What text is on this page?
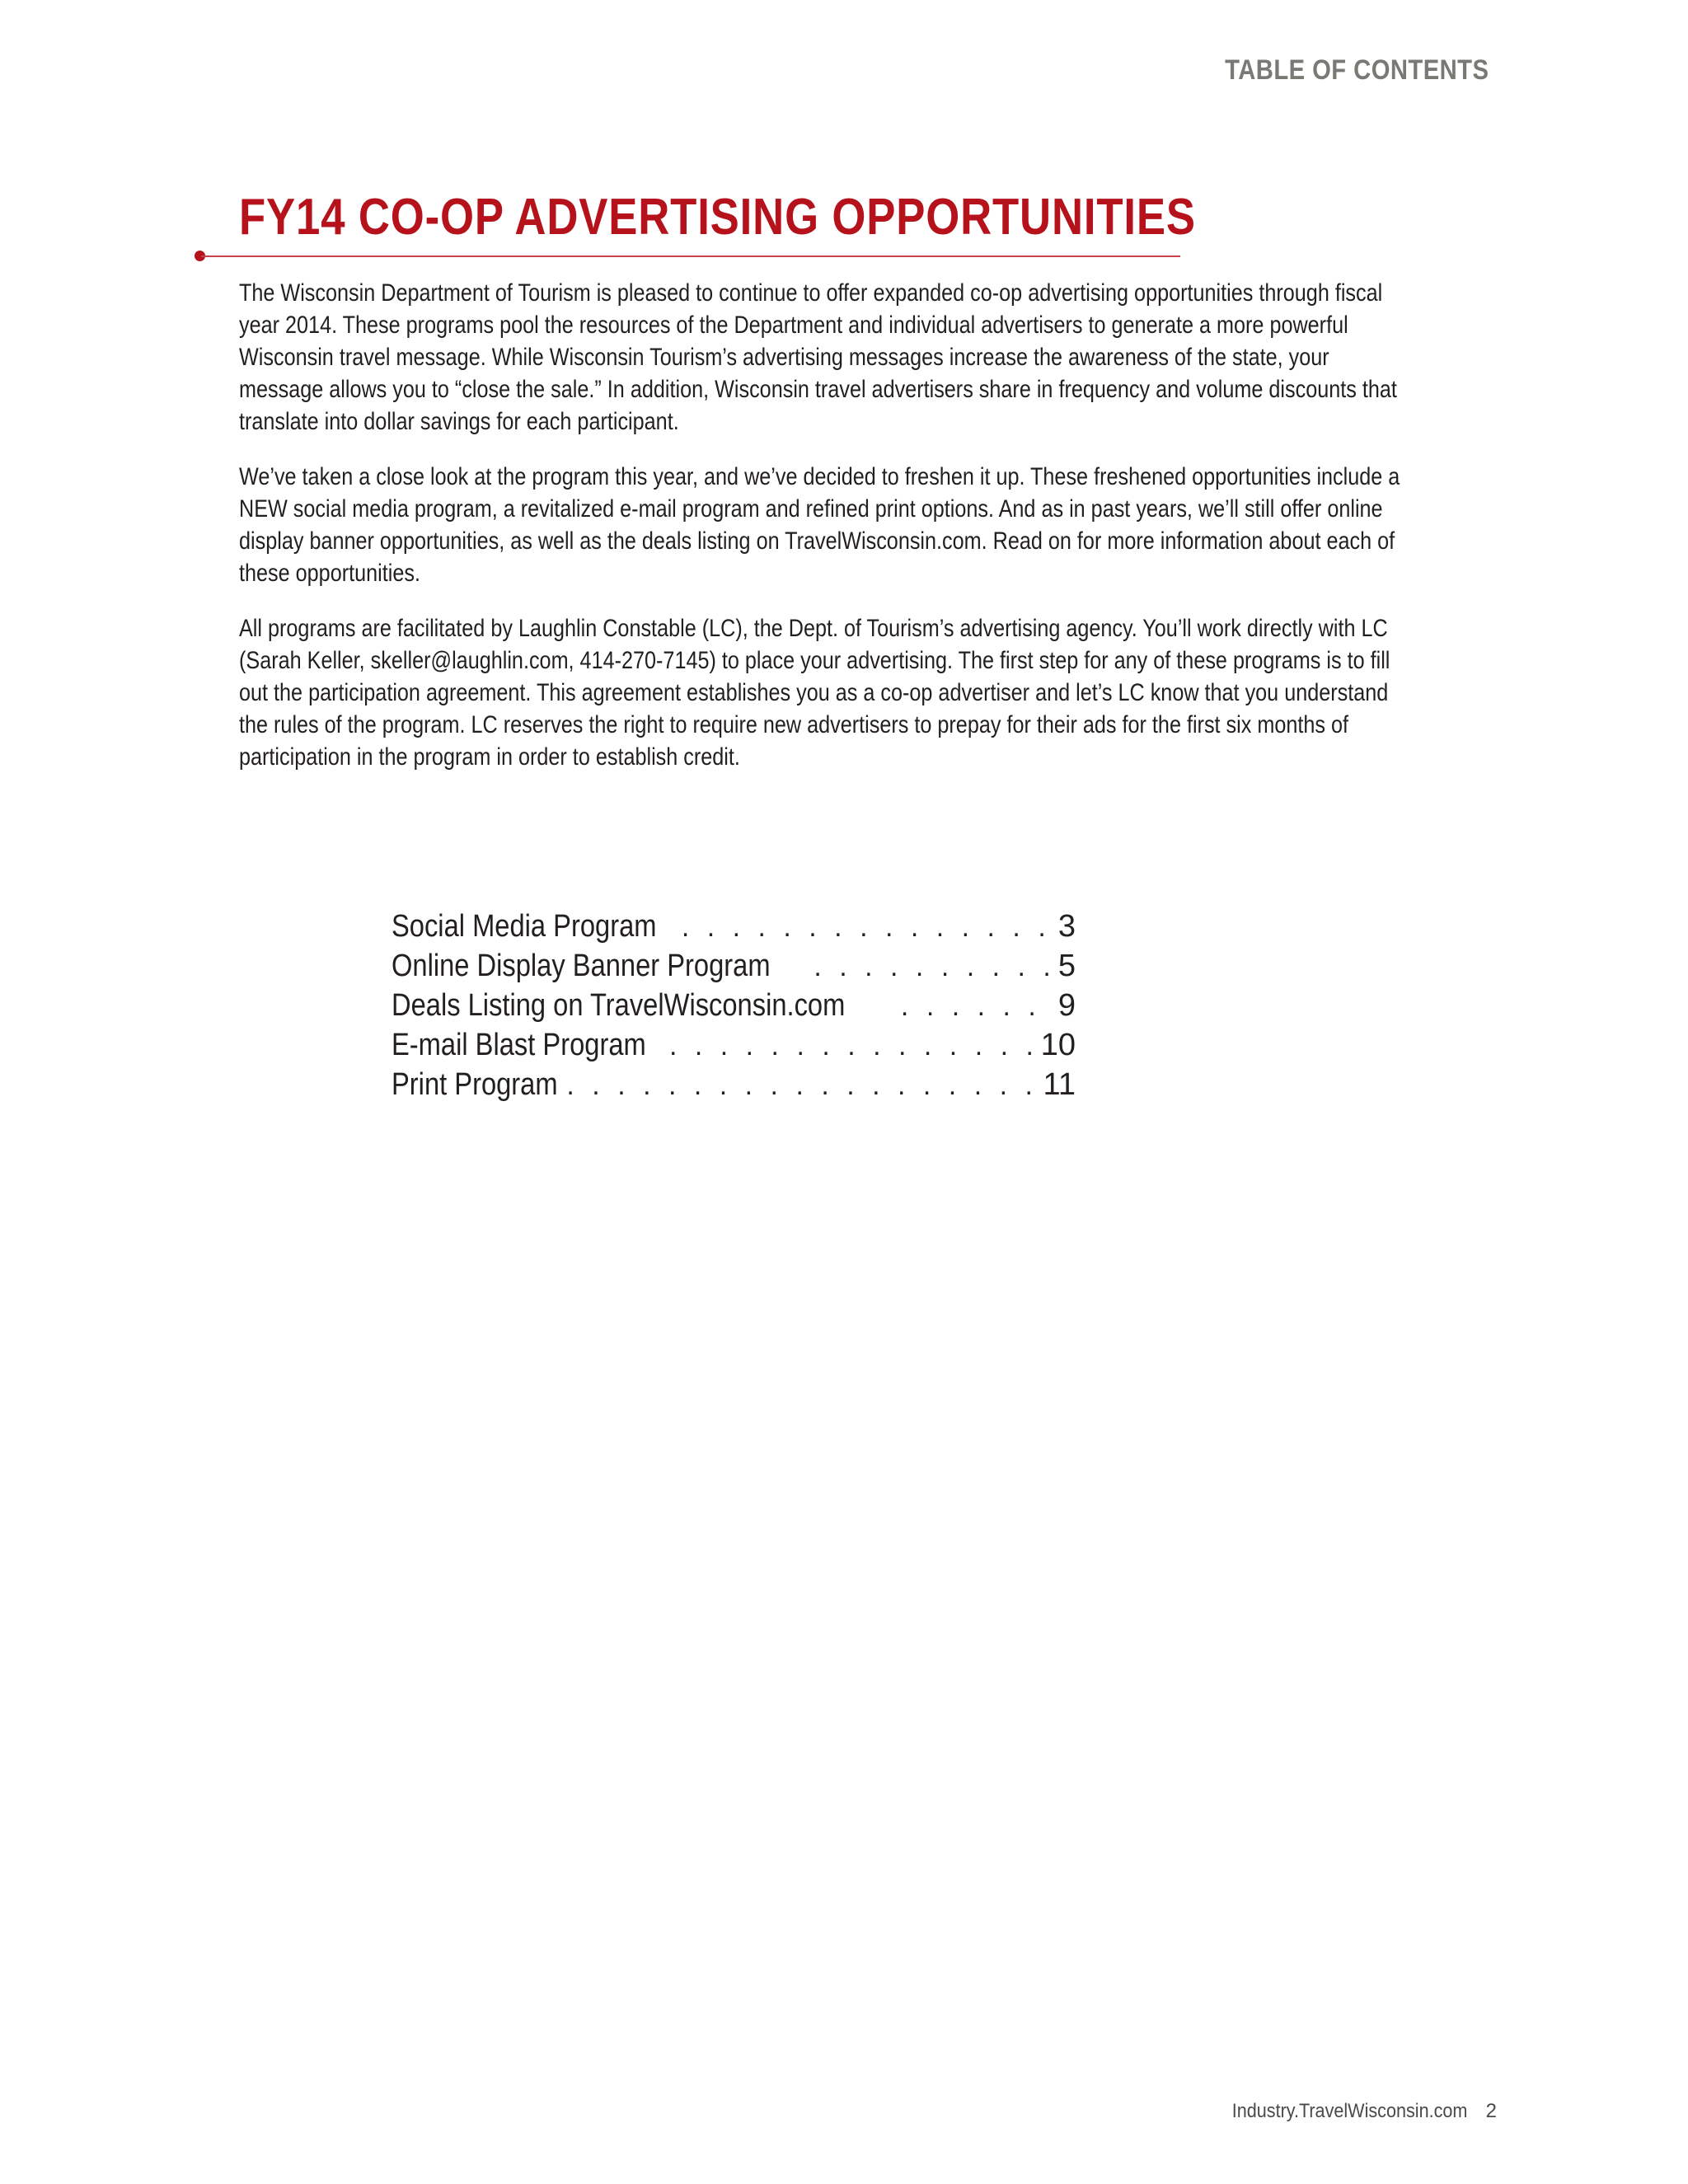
TABLE OF CONTENTS
FY14 CO-OP ADVERTISING OPPORTUNITIES

The Wisconsin Department of Tourism is pleased to continue to offer expanded co-op advertising opportunities through fiscal year 2014. These programs pool the resources of the Department and individual advertisers to generate a more powerful Wisconsin travel message. While Wisconsin Tourism’s advertising messages increase the awareness of the state, your message allows you to “close the sale.” In addition, Wisconsin travel advertisers share in frequency and volume discounts that translate into dollar savings for each participant.

We’ve taken a close look at the program this year, and we’ve decided to freshen it up. These freshened opportunities include a NEW social media program, a revitalized e-mail program and refined print options. And as in past years, we’ll still offer online display banner opportunities, as well as the deals listing on TravelWisconsin.com. Read on for more information about each of these opportunities.

All programs are facilitated by Laughlin Constable (LC), the Dept. of Tourism’s advertising agency. You’ll work directly with LC (Sarah Keller, skeller@laughlin.com, 414-270-7145) to place your advertising. The first step for any of these programs is to fill out the participation agreement. This agreement establishes you as a co-op advertiser and let’s LC know that you understand the rules of the program. LC reserves the right to require new advertisers to prepay for their ads for the first six months of participation in the program in order to establish credit.

Social Media Program . . .	3
Online Display Banner Program . . .	5
Deals Listing on TravelWisconsin.com . . .	9
E-mail Blast Program . . .	10
Print Program . . .	11
Industry.TravelWisconsin.com 2
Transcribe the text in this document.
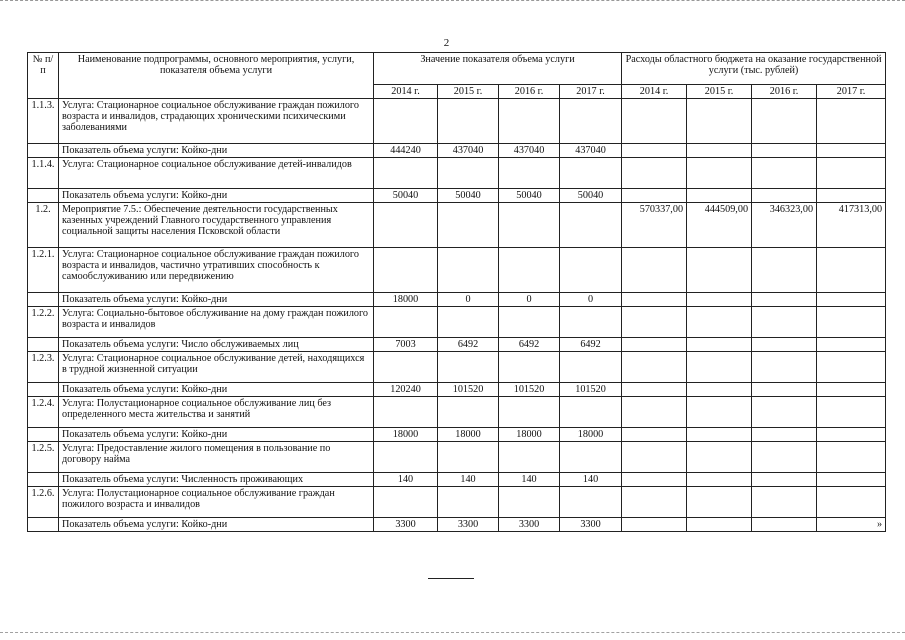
2
№ п/п	Наименование подпрограммы, основного мероприятия, услуги, показателя объема услуги	Значение показателя объема услуги				Расходы областного бюджета на оказание государственной услуги (тыс. рублей)			
		2014 г.	2015 г.	2016 г.	2017 г.	2014 г.	2015 г.	2016 г.	2017 г.
1.1.3.	Услуга: Стационарное социальное обслуживание граждан пожилого возраста и инвалидов, страдающих хроническими психическими заболеваниями								
	Показатель объема услуги: Койко-дни	444240	437040	437040	437040				
1.1.4.	Услуга: Стационарное социальное обслуживание детей-инвалидов								
	Показатель объема услуги: Койко-дни	50040	50040	50040	50040				
1.2.	Мероприятие 7.5.: Обеспечение деятельности государственных казенных учреждений Главного государственного управления социальной защиты населения Псковской области					570337,00	444509,00	346323,00	417313,00
1.2.1.	Услуга: Стационарное социальное обслуживание граждан пожилого возраста и инвалидов, частично утративших способность к самообслуживанию или передвижению								
	Показатель объема услуги: Койко-дни	18000	0	0	0				
1.2.2.	Услуга: Социально-бытовое обслуживание на дому граждан пожилого возраста и инвалидов								
	Показатель объема услуги: Число обслуживаемых лиц	7003	6492	6492	6492				
1.2.3.	Услуга: Стационарное социальное обслуживание детей, находящихся в трудной жизненной ситуации								
	Показатель объема услуги: Койко-дни	120240	101520	101520	101520				
1.2.4.	Услуга: Полустационарное социальное обслуживание лиц без определенного места жительства и занятий								
	Показатель объема услуги: Койко-дни	18000	18000	18000	18000				
1.2.5.	Услуга: Предоставление жилого помещения в пользование по договору найма								
	Показатель объема услуги: Численность проживающих	140	140	140	140				
1.2.6.	Услуга: Полустационарное социальное обслуживание граждан пожилого возраста и инвалидов								
	Показатель объема услуги: Койко-дни	3300	3300	3300	3300				»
====
(Job) Print out the material word for word, omitting the pictures.

(Finished exercise)
What text is on this page?
TABLE OF CONTENTS
FY14 CO-OP ADVERTISING OPPORTUNITIES

The Wisconsin Department of Tourism is pleased to continue to offer expanded co-op advertising opportunities through fiscal year 2014. These programs pool the resources of the Department and individual advertisers to generate a more powerful Wisconsin travel message. While Wisconsin Tourism’s advertising messages increase the awareness of the state, your message allows you to “close the sale.” In addition, Wisconsin travel advertisers share in frequency and volume discounts that translate into dollar savings for each participant.

We’ve taken a close look at the program this year, and we’ve decided to freshen it up. These freshened opportunities include a NEW social media program, a revitalized e-mail program and refined print options. And as in past years, we’ll still offer online display banner opportunities, as well as the deals listing on TravelWisconsin.com. Read on for more information about each of these opportunities.

All programs are facilitated by Laughlin Constable (LC), the Dept. of Tourism’s advertising agency. You’ll work directly with LC (Sarah Keller, skeller@laughlin.com, 414-270-7145) to place your advertising. The first step for any of these programs is to fill out the participation agreement. This agreement establishes you as a co-op advertiser and let’s LC know that you understand the rules of the program. LC reserves the right to require new advertisers to prepay for their ads for the first six months of participation in the program in order to establish credit.

Social Media Program . . .	3
Online Display Banner Program . . .	5
Deals Listing on TravelWisconsin.com . . .	9
E-mail Blast Program . . .	10
Print Program . . .	11
Industry.TravelWisconsin.com 2
Transcribe the text in this document.
2
№ п/п	Наименование подпрограммы, основного мероприятия, услуги, показателя объема услуги	Значение показателя объема услуги				Расходы областного бюджета на оказание государственной услуги (тыс. рублей)			
		2014 г.	2015 г.	2016 г.	2017 г.	2014 г.	2015 г.	2016 г.	2017 г.
1.1.3.	Услуга: Стационарное социальное обслуживание граждан пожилого возраста и инвалидов, страдающих хроническими психическими заболеваниями								
	Показатель объема услуги: Койко-дни	444240	437040	437040	437040				
1.1.4.	Услуга: Стационарное социальное обслуживание детей-инвалидов								
	Показатель объема услуги: Койко-дни	50040	50040	50040	50040				
1.2.	Мероприятие 7.5.: Обеспечение деятельности государственных казенных учреждений Главного государственного управления социальной защиты населения Псковской области					570337,00	444509,00	346323,00	417313,00
1.2.1.	Услуга: Стационарное социальное обслуживание граждан пожилого возраста и инвалидов, частично утративших способность к самообслуживанию или передвижению								
	Показатель объема услуги: Койко-дни	18000	0	0	0				
1.2.2.	Услуга: Социально-бытовое обслуживание на дому граждан пожилого возраста и инвалидов								
	Показатель объема услуги: Число обслуживаемых лиц	7003	6492	6492	6492				
1.2.3.	Услуга: Стационарное социальное обслуживание детей, находящихся в трудной жизненной ситуации								
	Показатель объема услуги: Койко-дни	120240	101520	101520	101520				
1.2.4.	Услуга: Полустационарное социальное обслуживание лиц без определенного места жительства и занятий								
	Показатель объема услуги: Койко-дни	18000	18000	18000	18000				
1.2.5.	Услуга: Предоставление жилого помещения в пользование по договору найма								
	Показатель объема услуги: Численность проживающих	140	140	140	140				
1.2.6.	Услуга: Полустационарное социальное обслуживание граждан пожилого возраста и инвалидов								
	Показатель объема услуги: Койко-дни	3300	3300	3300	3300				»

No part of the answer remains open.